Records contained in a dataset
* START *

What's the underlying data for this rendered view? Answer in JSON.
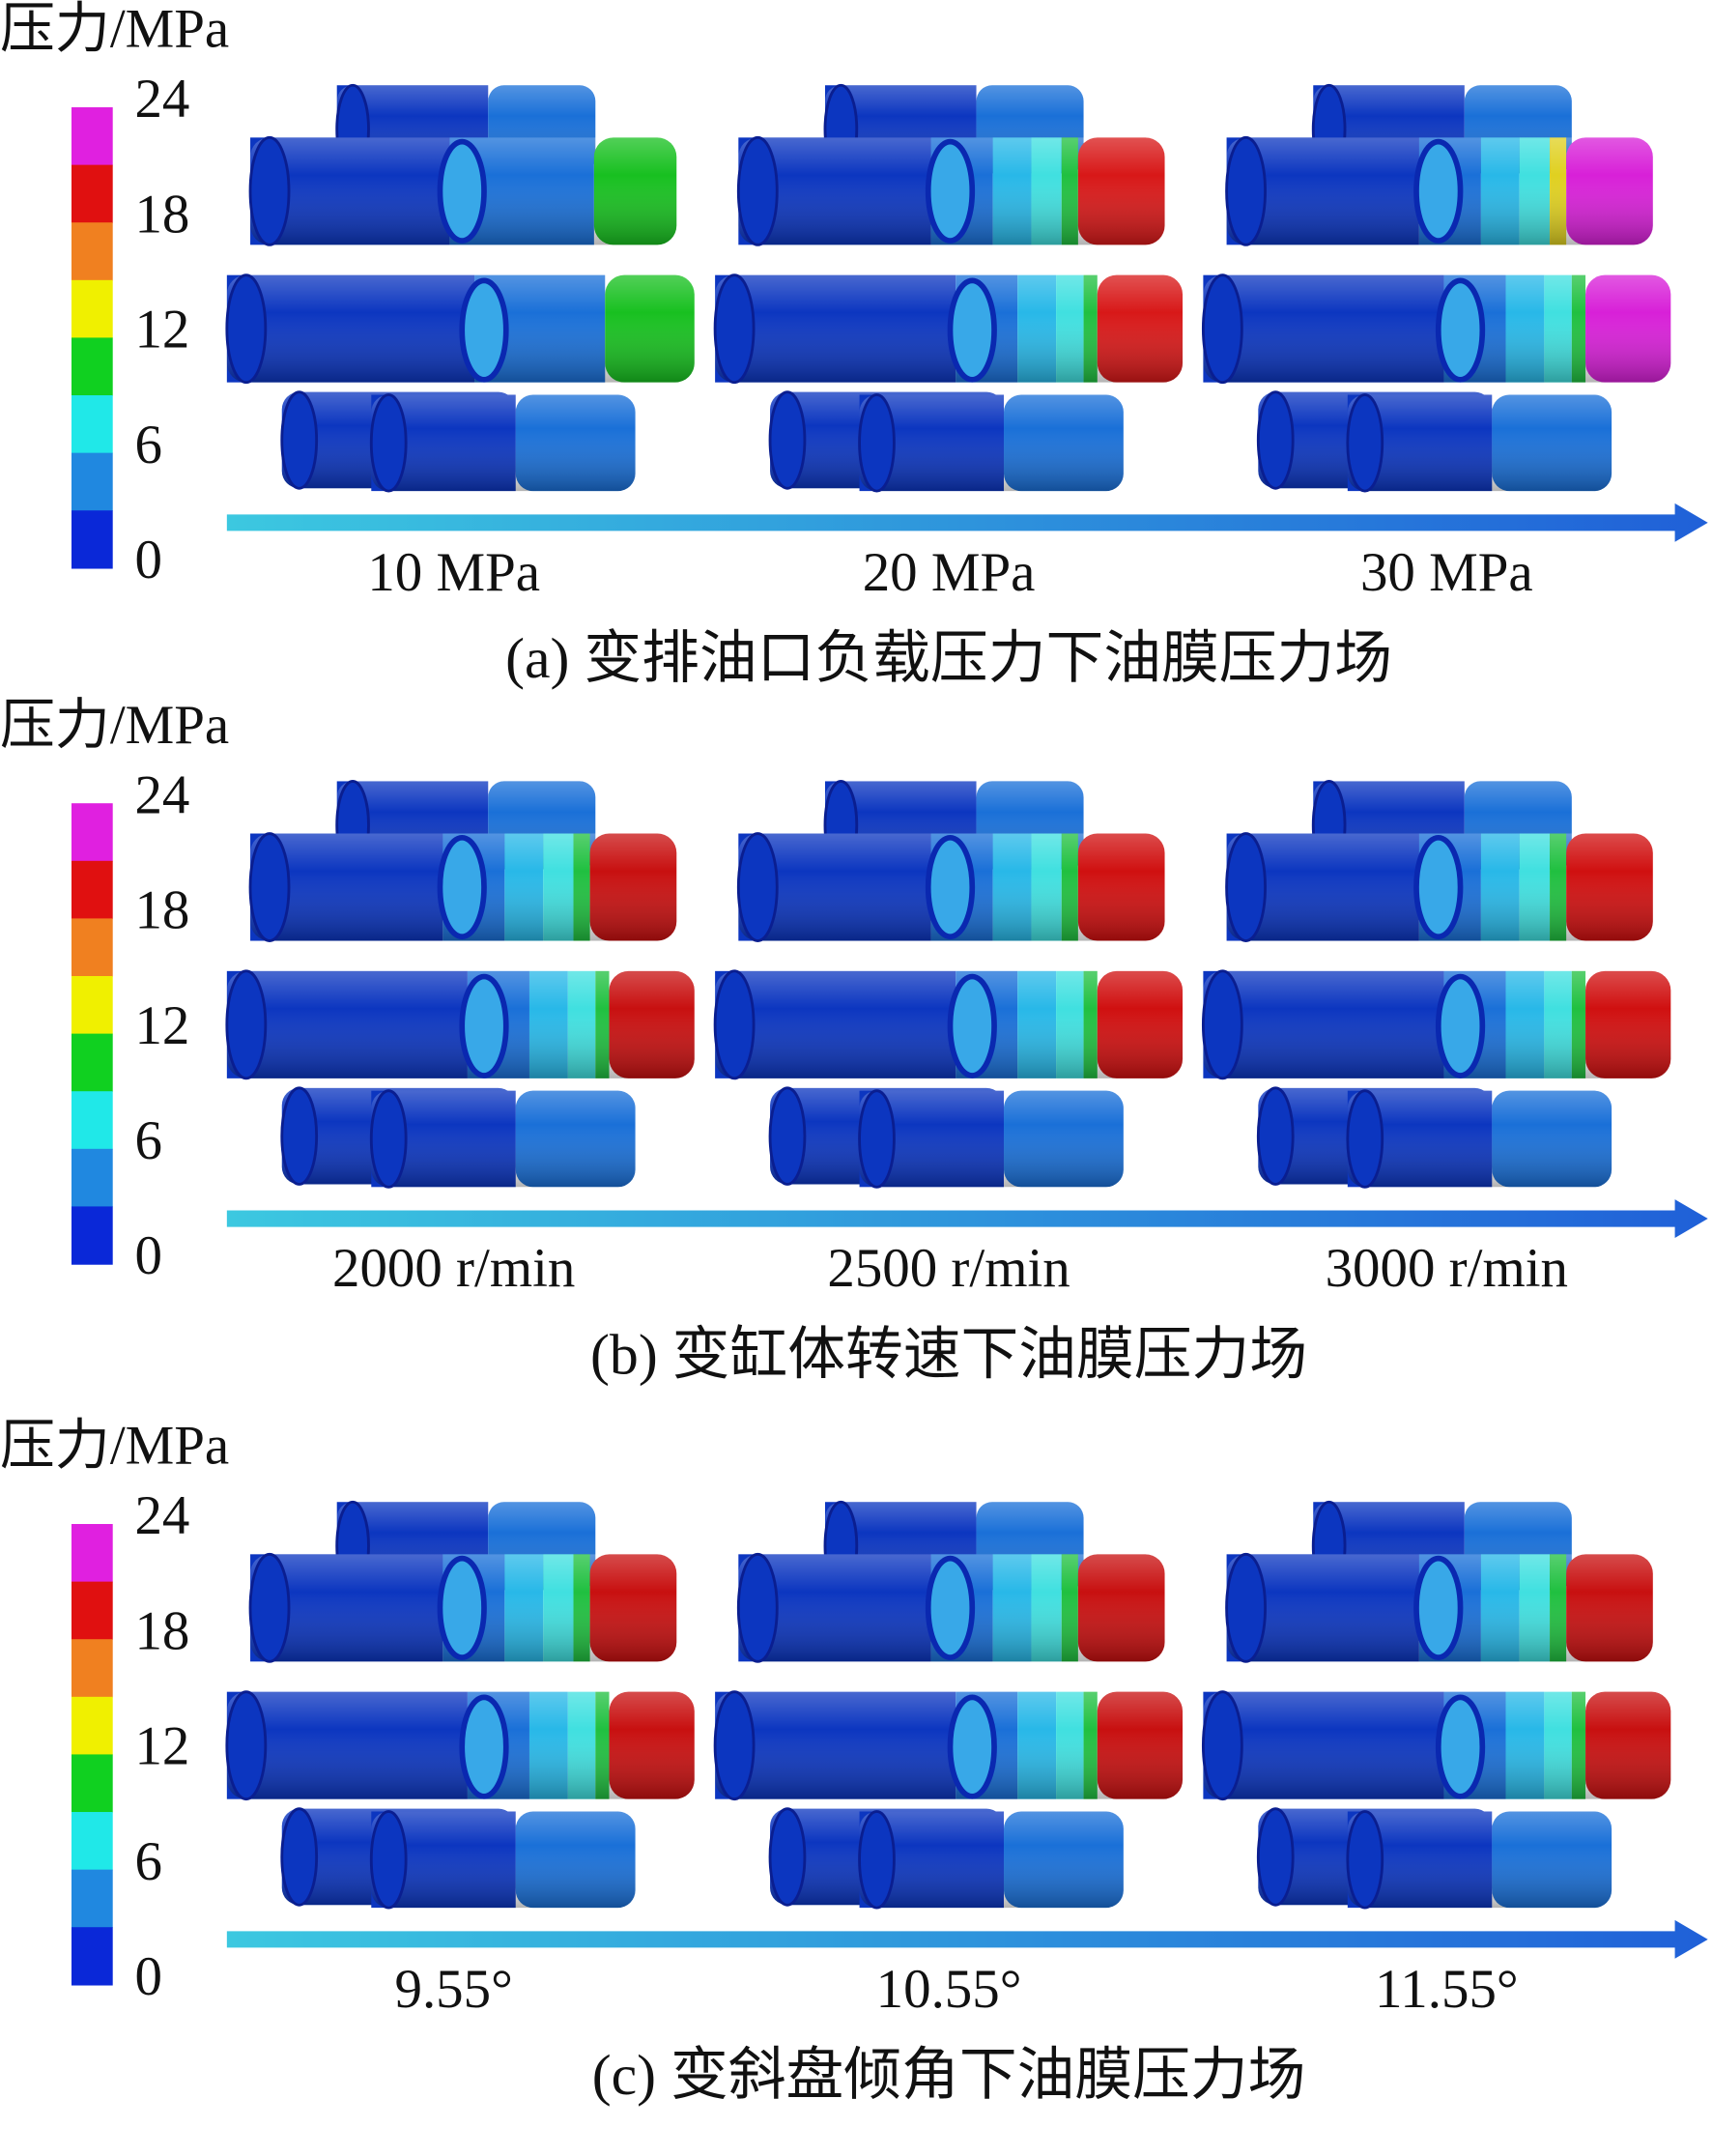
{
  "panels": [
    {
      "colorbar_title": "压力/MPa",
      "colorbar_ticks": [
        24,
        18,
        12,
        6,
        0
      ],
      "conditions": [
        "10 MPa",
        "20 MPa",
        "30 MPa"
      ],
      "caption": "(a) 变排油口负载压力下油膜压力场"
    },
    {
      "colorbar_title": "压力/MPa",
      "colorbar_ticks": [
        24,
        18,
        12,
        6,
        0
      ],
      "conditions": [
        "2000 r/min",
        "2500 r/min",
        "3000 r/min"
      ],
      "caption": "(b) 变缸体转速下油膜压力场"
    },
    {
      "colorbar_title": "压力/MPa",
      "colorbar_ticks": [
        24,
        18,
        12,
        6,
        0
      ],
      "conditions": [
        "9.55°",
        "10.55°",
        "11.55°"
      ],
      "caption": "(c) 变斜盘倾角下油膜压力场"
    }
  ]
}
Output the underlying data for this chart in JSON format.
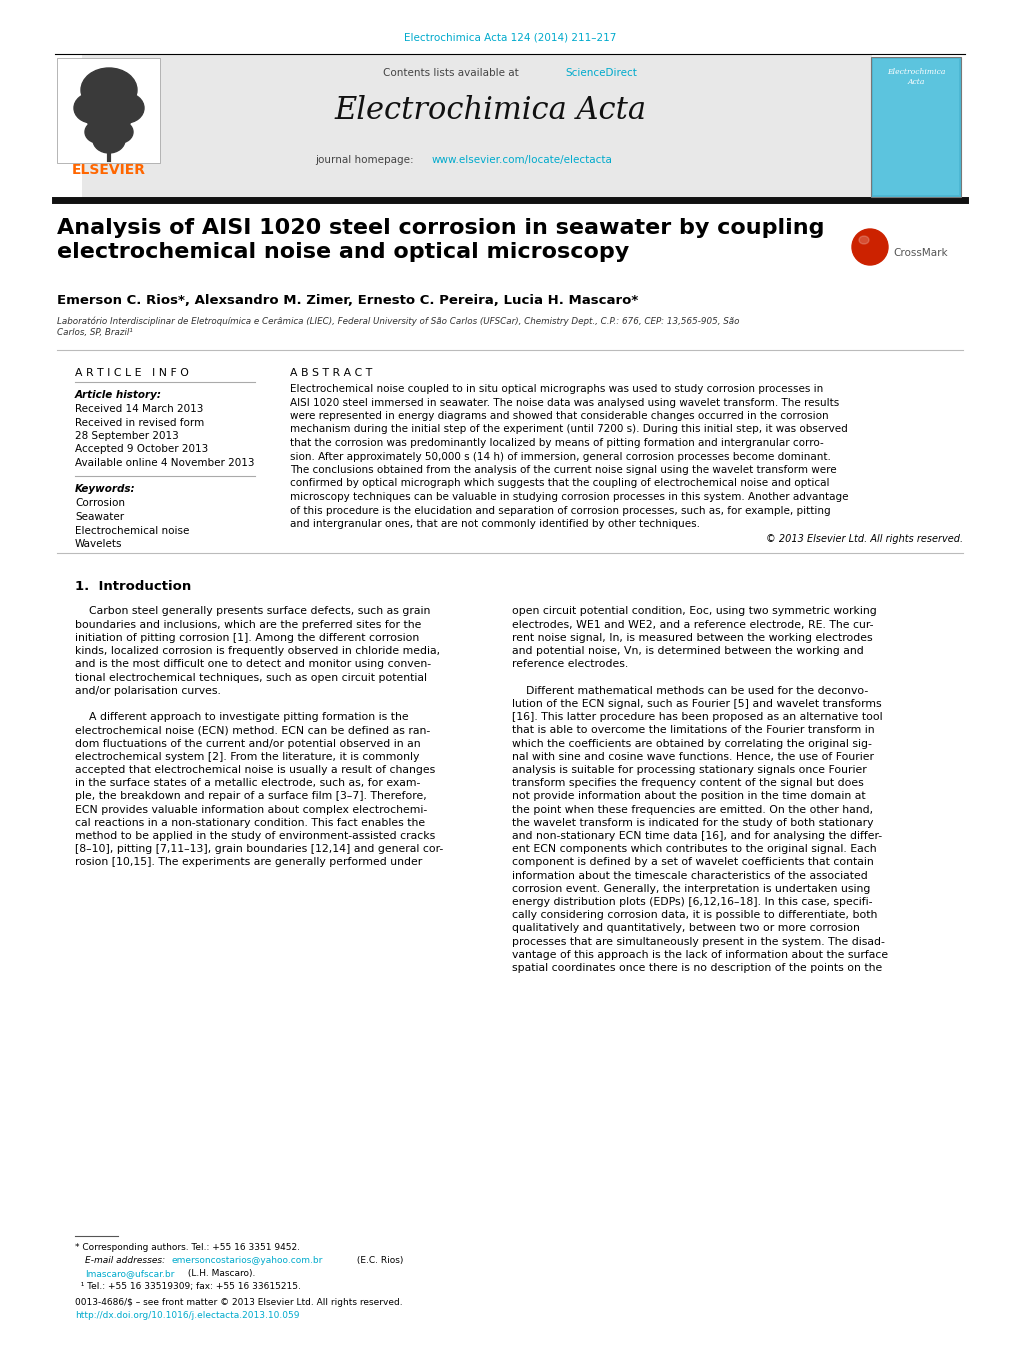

* END *

Task prompt: Isolate each line of the listing above that includes "JSON". Copy it.

Result:
What's the underlying data for this rendered view? Answer in JSON.
Output the underlying data for this chart in JSON format.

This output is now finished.